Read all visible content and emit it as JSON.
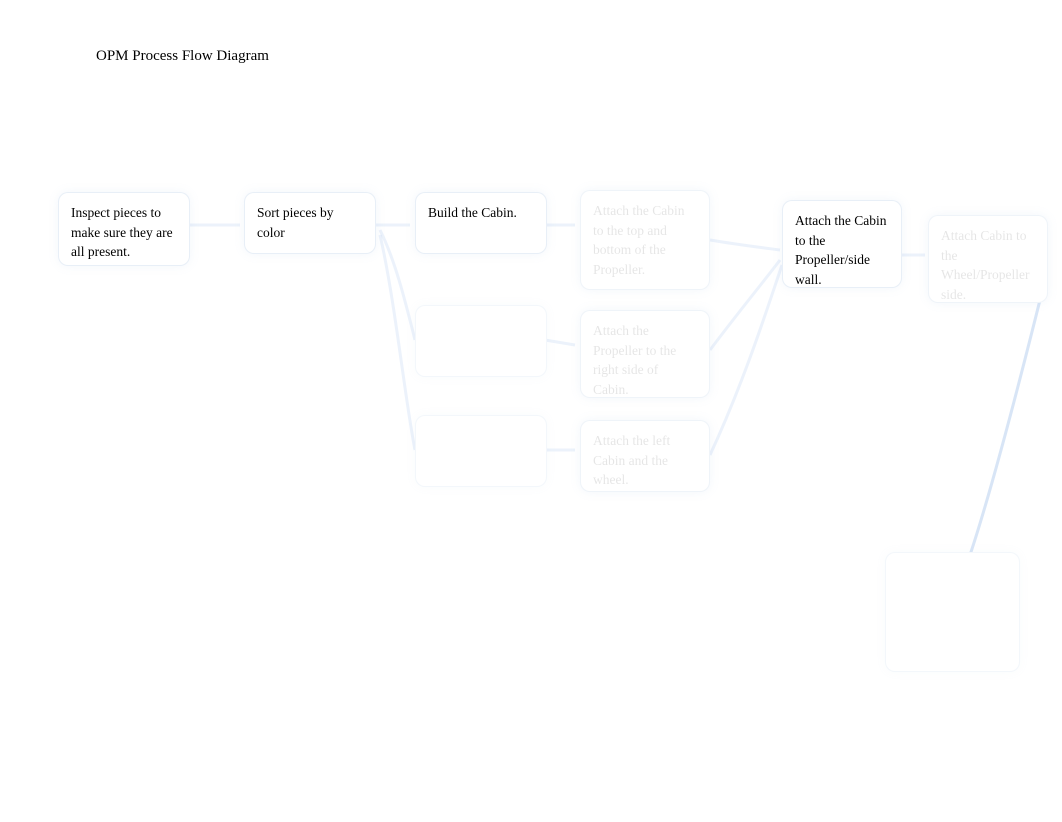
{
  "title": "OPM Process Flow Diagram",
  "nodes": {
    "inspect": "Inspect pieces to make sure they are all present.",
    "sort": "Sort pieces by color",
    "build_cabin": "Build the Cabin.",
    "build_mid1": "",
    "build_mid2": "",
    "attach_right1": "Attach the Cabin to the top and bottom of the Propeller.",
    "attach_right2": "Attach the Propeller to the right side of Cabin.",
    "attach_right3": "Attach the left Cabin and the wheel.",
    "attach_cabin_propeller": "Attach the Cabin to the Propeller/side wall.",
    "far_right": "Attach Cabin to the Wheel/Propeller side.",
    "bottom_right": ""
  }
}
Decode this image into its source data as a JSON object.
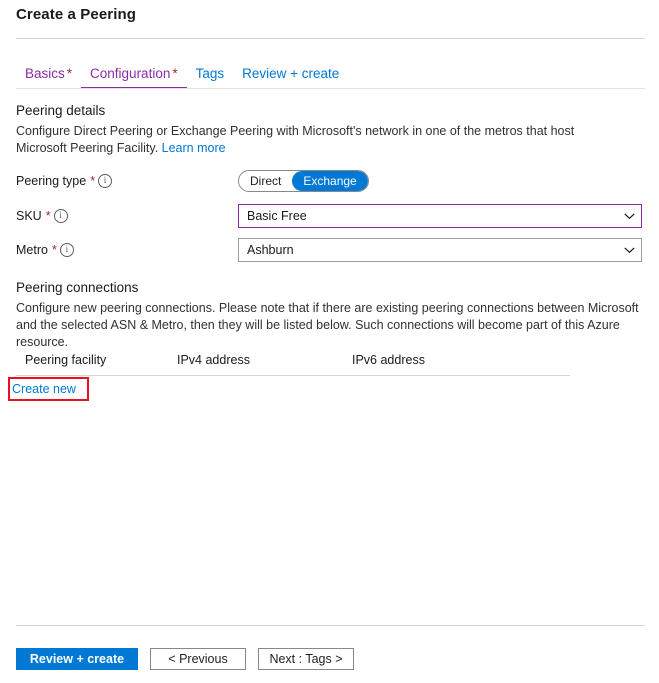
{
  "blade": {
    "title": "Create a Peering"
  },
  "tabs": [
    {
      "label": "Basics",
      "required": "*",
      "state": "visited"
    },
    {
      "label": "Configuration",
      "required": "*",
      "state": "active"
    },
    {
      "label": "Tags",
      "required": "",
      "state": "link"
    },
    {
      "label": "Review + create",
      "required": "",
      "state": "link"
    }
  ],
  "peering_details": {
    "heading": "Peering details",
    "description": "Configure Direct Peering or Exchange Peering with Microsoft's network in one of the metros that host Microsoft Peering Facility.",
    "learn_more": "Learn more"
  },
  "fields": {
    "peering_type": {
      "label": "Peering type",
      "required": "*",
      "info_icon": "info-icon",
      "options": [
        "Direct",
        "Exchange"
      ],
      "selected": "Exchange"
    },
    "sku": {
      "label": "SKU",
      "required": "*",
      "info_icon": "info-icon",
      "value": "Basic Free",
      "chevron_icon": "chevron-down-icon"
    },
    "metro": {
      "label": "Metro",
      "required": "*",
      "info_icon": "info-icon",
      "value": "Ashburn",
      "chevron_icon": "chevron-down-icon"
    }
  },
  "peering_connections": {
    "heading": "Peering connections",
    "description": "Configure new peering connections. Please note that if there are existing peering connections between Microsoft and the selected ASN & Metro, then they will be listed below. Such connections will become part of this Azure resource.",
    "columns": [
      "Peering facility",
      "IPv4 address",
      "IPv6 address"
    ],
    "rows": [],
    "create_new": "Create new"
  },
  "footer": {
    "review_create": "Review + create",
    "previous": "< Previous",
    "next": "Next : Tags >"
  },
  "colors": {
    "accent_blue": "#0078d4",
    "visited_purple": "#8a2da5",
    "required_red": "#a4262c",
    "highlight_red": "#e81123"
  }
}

§

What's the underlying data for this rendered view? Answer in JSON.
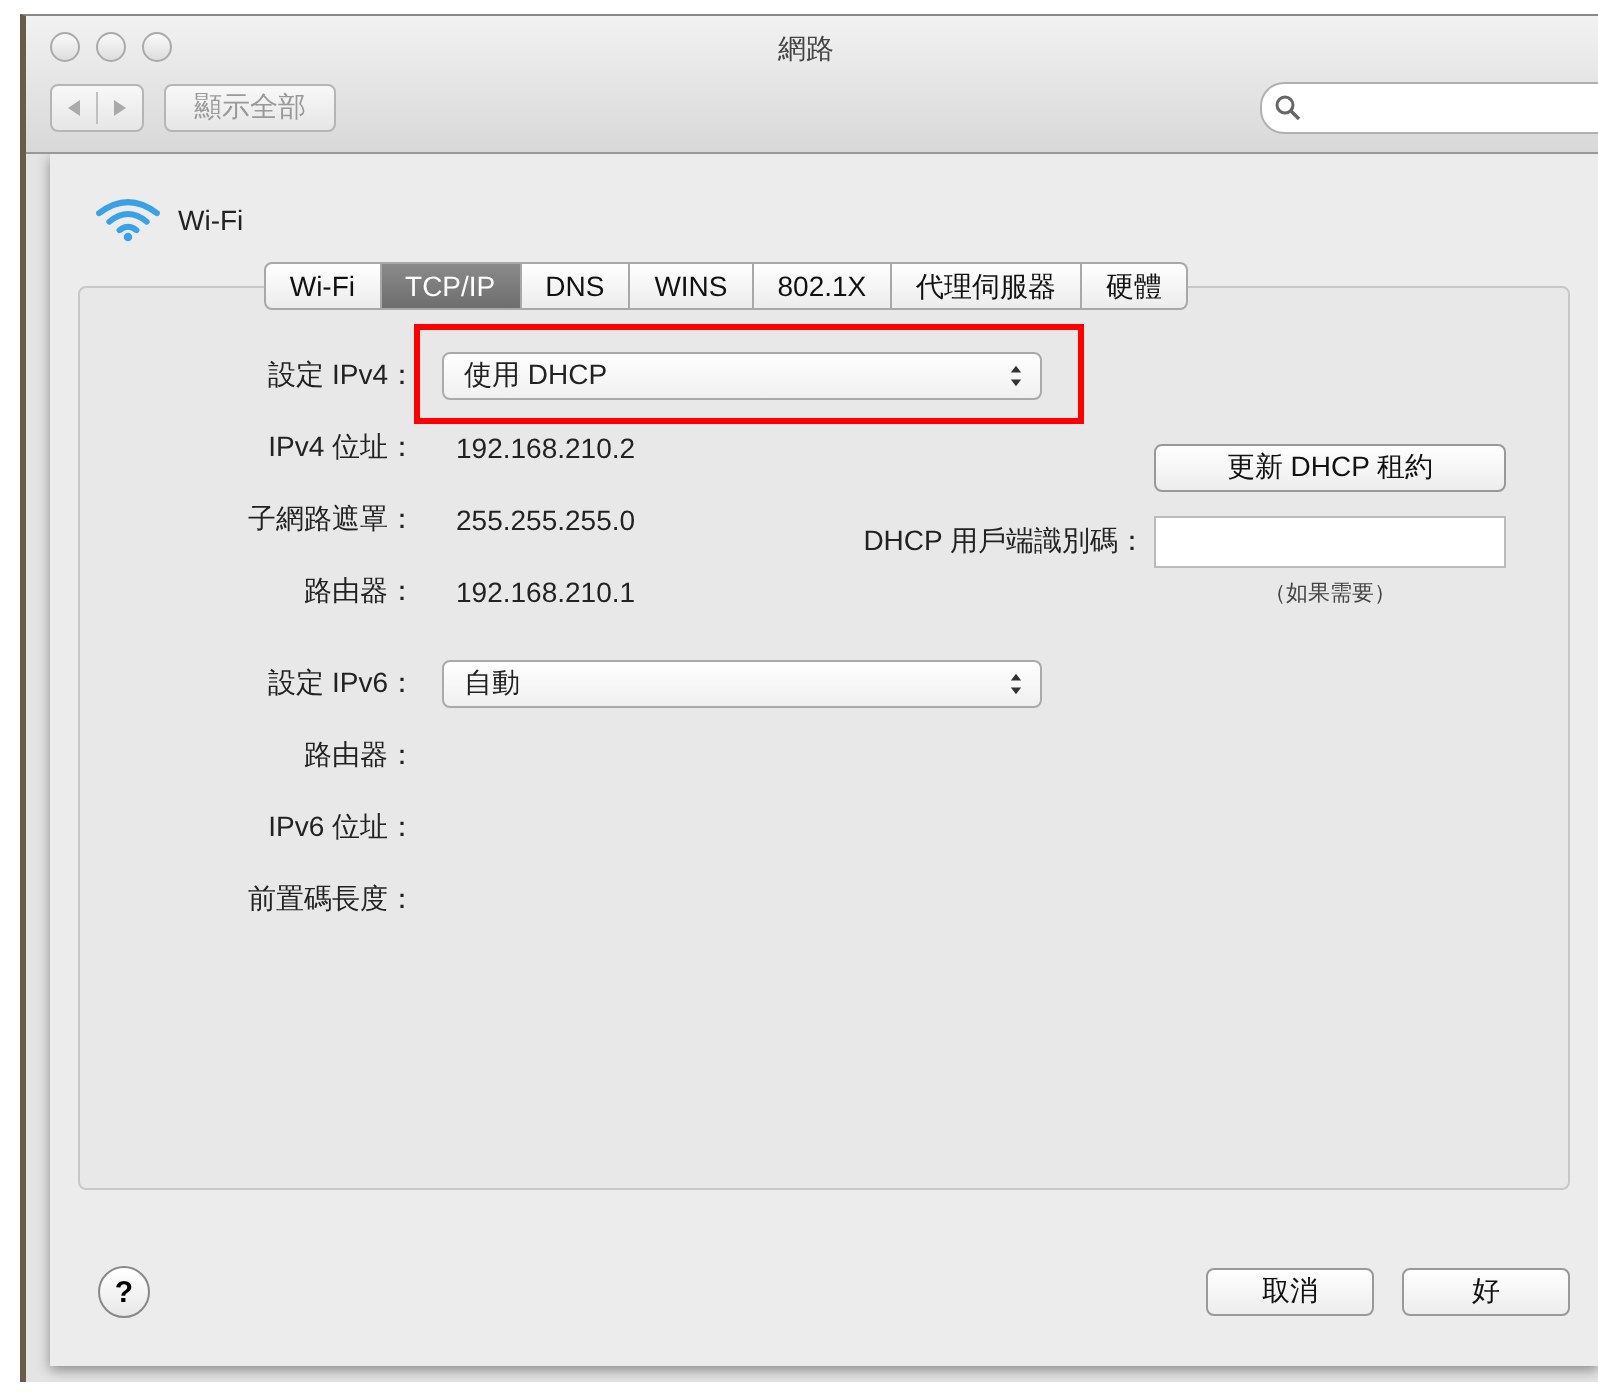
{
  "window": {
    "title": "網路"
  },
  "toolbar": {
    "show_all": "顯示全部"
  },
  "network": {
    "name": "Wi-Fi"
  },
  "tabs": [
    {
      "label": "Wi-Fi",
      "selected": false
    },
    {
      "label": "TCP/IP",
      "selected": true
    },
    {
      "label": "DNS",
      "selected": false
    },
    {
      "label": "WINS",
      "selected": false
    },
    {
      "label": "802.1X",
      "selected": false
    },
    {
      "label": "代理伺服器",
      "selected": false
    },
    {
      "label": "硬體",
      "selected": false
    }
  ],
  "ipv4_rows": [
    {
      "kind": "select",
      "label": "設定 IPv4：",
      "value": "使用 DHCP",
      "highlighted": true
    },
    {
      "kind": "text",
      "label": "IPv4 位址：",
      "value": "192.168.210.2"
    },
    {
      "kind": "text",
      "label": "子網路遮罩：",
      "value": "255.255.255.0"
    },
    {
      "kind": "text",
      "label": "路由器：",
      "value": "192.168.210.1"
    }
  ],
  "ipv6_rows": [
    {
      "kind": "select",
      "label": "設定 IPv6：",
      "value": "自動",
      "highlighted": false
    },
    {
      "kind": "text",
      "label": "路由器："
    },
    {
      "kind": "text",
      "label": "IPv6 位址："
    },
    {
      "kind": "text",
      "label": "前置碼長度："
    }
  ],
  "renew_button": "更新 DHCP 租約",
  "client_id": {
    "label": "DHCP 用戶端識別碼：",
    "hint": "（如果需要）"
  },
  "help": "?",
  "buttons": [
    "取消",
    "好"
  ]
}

§

Reproduce every line of the listing above in which the string "DHCP" appears.

      "value": "使用 DHCP",
  "renew_button": "更新 DHCP 租約",
    "label": "DHCP 用戶端識別碼：",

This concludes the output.